Saved data entries:
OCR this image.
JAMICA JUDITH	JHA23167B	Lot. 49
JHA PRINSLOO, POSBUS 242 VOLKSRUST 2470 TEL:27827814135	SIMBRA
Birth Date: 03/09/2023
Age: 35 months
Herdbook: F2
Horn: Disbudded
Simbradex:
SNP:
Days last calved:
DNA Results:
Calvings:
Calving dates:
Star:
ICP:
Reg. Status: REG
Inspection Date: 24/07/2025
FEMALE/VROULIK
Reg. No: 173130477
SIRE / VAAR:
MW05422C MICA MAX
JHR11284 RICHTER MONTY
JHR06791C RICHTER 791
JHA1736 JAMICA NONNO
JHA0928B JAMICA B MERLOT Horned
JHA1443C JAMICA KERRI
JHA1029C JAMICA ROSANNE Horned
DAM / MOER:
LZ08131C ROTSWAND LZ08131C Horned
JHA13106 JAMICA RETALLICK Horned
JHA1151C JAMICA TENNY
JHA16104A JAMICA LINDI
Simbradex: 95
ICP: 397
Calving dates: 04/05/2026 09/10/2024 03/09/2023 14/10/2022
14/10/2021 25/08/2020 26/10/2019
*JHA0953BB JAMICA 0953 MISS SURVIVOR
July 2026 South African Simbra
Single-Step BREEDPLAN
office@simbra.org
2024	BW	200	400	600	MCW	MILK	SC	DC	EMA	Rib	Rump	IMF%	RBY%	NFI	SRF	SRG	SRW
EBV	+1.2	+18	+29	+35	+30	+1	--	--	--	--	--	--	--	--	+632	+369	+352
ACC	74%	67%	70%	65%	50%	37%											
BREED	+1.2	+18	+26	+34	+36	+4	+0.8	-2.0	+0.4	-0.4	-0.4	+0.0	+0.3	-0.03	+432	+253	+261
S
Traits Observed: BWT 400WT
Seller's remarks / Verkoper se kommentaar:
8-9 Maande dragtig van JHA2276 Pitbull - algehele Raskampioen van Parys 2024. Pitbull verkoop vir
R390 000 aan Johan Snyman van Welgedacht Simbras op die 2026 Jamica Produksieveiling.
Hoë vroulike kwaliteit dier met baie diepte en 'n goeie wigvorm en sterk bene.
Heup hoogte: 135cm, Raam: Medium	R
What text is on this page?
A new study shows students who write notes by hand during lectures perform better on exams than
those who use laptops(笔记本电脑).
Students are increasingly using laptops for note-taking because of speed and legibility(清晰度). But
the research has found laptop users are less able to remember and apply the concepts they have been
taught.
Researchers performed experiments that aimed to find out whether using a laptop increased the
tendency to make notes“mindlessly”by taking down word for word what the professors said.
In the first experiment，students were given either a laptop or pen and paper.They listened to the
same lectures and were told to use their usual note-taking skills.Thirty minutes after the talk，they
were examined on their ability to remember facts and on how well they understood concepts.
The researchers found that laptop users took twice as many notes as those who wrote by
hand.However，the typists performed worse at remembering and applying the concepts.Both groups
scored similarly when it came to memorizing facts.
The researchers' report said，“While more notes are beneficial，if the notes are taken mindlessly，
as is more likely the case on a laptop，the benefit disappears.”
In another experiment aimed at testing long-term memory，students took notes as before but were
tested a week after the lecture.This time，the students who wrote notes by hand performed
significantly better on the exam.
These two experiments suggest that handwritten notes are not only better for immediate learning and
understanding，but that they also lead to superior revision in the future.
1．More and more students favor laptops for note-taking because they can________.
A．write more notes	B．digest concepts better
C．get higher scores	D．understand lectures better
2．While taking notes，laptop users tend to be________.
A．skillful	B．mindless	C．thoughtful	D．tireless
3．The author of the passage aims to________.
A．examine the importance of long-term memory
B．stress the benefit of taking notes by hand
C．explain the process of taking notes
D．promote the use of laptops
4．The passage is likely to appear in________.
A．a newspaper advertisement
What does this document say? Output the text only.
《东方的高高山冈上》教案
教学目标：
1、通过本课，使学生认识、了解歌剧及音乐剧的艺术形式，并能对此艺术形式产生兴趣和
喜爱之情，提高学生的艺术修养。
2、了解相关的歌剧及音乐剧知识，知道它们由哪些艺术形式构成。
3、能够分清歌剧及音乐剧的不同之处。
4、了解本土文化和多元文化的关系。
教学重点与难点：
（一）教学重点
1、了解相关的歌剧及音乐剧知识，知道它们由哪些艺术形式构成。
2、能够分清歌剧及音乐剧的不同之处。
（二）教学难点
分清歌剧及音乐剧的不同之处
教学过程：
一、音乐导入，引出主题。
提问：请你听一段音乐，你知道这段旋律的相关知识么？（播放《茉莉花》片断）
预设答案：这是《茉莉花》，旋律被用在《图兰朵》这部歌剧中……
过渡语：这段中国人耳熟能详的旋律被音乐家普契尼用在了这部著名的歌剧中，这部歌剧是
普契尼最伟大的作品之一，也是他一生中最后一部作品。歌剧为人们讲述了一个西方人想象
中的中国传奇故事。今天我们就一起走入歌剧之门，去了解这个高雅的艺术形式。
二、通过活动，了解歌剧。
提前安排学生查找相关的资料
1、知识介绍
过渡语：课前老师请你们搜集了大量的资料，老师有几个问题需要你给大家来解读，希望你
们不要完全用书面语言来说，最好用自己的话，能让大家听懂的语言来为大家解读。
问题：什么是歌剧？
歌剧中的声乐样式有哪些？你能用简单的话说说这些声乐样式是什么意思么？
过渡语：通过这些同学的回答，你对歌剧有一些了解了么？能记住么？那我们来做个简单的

_Task directions_:
Find the word "experiments" in the entries above and gather every line that holds it.

_Solution to the problem_:
Researchers performed experiments that aimed to find out whether using a laptop increased the
These two experiments suggest that handwritten notes are not only better for immediate learning and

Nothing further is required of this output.